RECORD SET →
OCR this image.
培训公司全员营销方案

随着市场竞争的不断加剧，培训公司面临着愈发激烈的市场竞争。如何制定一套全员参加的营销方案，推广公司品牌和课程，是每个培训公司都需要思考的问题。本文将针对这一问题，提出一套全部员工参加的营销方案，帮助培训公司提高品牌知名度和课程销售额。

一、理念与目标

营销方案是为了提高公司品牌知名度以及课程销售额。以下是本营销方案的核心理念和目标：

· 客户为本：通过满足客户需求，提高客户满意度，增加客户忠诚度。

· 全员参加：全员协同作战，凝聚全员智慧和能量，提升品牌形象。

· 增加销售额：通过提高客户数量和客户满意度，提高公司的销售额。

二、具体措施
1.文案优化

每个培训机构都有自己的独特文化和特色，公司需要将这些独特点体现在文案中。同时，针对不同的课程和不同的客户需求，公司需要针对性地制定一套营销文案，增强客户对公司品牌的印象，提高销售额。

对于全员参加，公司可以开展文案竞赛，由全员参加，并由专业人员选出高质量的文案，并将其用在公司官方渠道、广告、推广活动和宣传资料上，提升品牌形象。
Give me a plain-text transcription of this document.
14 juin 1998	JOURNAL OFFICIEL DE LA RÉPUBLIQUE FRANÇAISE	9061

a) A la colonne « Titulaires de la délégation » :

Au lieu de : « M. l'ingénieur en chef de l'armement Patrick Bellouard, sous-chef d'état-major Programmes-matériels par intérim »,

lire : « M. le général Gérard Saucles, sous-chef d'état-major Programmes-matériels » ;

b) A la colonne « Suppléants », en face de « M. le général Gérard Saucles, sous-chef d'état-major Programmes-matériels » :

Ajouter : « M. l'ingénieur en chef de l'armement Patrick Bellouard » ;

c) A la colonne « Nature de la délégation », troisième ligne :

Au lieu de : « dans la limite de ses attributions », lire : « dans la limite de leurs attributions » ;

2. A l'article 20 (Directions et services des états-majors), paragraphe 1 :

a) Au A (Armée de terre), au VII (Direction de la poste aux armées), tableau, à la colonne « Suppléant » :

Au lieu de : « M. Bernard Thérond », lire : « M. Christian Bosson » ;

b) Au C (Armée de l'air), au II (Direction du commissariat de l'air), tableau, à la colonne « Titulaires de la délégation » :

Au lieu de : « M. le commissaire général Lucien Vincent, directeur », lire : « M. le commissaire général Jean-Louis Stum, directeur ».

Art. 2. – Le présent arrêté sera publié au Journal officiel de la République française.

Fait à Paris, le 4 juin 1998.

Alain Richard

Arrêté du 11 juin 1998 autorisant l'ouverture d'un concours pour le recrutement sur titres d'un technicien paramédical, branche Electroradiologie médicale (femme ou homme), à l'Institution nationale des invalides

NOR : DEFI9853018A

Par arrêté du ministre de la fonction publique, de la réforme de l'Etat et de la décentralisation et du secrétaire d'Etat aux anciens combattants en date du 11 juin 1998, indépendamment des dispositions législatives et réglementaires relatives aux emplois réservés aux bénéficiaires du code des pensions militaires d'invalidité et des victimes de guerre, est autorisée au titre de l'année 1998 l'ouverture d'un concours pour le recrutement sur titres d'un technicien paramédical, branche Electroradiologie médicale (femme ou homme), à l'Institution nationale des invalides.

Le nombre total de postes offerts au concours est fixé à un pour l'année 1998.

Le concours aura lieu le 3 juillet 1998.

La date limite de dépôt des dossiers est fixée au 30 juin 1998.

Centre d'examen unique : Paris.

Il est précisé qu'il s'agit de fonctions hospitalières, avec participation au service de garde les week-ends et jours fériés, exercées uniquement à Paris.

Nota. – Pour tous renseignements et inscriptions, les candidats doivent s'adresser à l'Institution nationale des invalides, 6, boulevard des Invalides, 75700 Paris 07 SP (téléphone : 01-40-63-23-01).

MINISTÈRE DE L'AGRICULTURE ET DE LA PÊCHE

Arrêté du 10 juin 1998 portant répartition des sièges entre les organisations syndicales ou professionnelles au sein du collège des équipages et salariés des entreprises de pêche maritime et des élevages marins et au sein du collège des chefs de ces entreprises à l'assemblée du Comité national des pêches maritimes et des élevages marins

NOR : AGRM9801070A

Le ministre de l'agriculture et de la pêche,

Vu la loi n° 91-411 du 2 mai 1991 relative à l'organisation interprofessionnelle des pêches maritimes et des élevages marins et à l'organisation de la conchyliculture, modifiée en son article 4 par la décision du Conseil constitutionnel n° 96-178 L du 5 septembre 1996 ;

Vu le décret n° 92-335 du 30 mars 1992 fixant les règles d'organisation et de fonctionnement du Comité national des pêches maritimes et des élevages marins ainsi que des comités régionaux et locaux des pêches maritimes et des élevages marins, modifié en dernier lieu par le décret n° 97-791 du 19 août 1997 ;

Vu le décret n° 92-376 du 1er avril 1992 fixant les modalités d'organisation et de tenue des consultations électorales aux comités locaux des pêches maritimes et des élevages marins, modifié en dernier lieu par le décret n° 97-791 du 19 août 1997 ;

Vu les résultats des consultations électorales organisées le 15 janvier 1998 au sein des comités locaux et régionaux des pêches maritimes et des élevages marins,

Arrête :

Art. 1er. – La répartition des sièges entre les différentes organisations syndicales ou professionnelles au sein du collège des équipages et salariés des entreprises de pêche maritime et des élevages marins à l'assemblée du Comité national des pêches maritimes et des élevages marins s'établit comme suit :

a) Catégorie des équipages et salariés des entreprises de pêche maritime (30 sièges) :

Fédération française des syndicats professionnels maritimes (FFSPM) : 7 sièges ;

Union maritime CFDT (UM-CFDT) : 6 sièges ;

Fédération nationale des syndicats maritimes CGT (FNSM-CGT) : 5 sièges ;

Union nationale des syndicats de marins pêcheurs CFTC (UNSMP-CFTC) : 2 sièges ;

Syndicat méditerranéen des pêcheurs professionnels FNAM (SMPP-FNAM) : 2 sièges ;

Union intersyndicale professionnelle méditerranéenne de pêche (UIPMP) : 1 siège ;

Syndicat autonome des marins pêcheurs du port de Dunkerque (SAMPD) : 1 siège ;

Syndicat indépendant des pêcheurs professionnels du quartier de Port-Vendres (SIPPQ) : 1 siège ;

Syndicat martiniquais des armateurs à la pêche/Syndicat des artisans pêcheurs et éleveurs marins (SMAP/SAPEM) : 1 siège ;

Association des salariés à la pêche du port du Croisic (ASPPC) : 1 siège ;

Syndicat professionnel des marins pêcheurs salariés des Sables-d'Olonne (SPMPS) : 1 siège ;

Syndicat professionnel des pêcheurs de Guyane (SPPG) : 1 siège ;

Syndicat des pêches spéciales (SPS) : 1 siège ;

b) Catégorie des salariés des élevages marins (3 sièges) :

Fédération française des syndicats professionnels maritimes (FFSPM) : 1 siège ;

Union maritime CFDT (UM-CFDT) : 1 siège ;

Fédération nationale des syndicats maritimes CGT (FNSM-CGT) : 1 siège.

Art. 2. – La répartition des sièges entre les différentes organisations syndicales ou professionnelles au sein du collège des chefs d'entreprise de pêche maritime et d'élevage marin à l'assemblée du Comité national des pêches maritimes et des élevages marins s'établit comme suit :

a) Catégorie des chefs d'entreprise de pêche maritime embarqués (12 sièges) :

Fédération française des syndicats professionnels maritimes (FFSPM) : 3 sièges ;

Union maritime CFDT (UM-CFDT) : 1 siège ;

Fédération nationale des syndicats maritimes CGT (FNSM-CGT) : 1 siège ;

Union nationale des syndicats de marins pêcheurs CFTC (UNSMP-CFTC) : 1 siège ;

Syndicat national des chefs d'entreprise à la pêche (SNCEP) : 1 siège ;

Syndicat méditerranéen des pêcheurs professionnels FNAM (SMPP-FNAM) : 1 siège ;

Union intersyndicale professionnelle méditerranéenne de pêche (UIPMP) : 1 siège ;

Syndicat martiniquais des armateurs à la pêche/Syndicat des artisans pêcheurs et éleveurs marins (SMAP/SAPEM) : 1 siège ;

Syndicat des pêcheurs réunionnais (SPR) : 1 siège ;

GIVEN REQUEST → Filter the data for the string "Patrick" and copy every line that has it.

RESULT BELOW →
Au lieu de : « M. l'ingénieur en chef de l'armement Patrick Bellouard, sous-chef d'état-major Programmes-matériels par intérim »,
Ajouter : « M. l'ingénieur en chef de l'armement Patrick Bellouard » ;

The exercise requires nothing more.